Required task | Give back the full listing, character for character, with no pictures.

** BEGIN Records **

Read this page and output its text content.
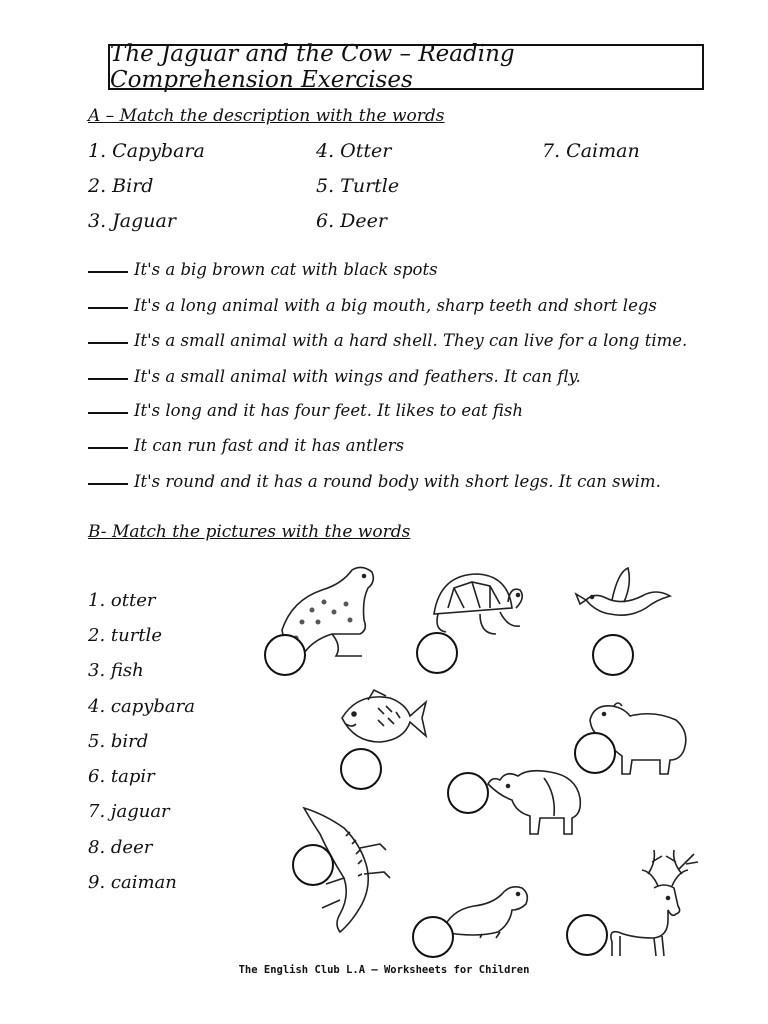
The Jaguar and the Cow – Reading Comprehension Exercises
A – Match the description with the words
1. Capybara
2. Bird
3. Jaguar
4. Otter
5. Turtle
6. Deer
7. Caiman
It's a big brown cat with black spots
It's a long animal with a big mouth, sharp teeth and short legs
It's a small animal with a hard shell. They can live for a long time.
It's a small animal with wings and feathers. It can fly.
It's long and it has four feet. It likes to eat fish
It can run fast and it has antlers
It's round and it has a round body with short legs. It can swim.
B- Match the pictures with the words
1. otter
2. turtle
3. fish
4. capybara
5. bird
6. tapir
7. jaguar
8. deer
9. caiman
The English Club L.A – Worksheets for Children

** END Records **

Task result |
Read this page and output its text content.
The Jaguar and the Cow – Reading Comprehension Exercises
A – Match the description with the words
1. Capybara
2. Bird
3. Jaguar
4. Otter
5. Turtle
6. Deer
7. Caiman
It's a big brown cat with black spots
It's a long animal with a big mouth, sharp teeth and short legs
It's a small animal with a hard shell. They can live for a long time.
It's a small animal with wings and feathers. It can fly.
It's long and it has four feet. It likes to eat fish
It can run fast and it has antlers
It's round and it has a round body with short legs. It can swim.
B- Match the pictures with the words
1. otter
2. turtle
3. fish
4. capybara
5. bird
6. tapir
7. jaguar
8. deer
9. caiman
The English Club L.A – Worksheets for Children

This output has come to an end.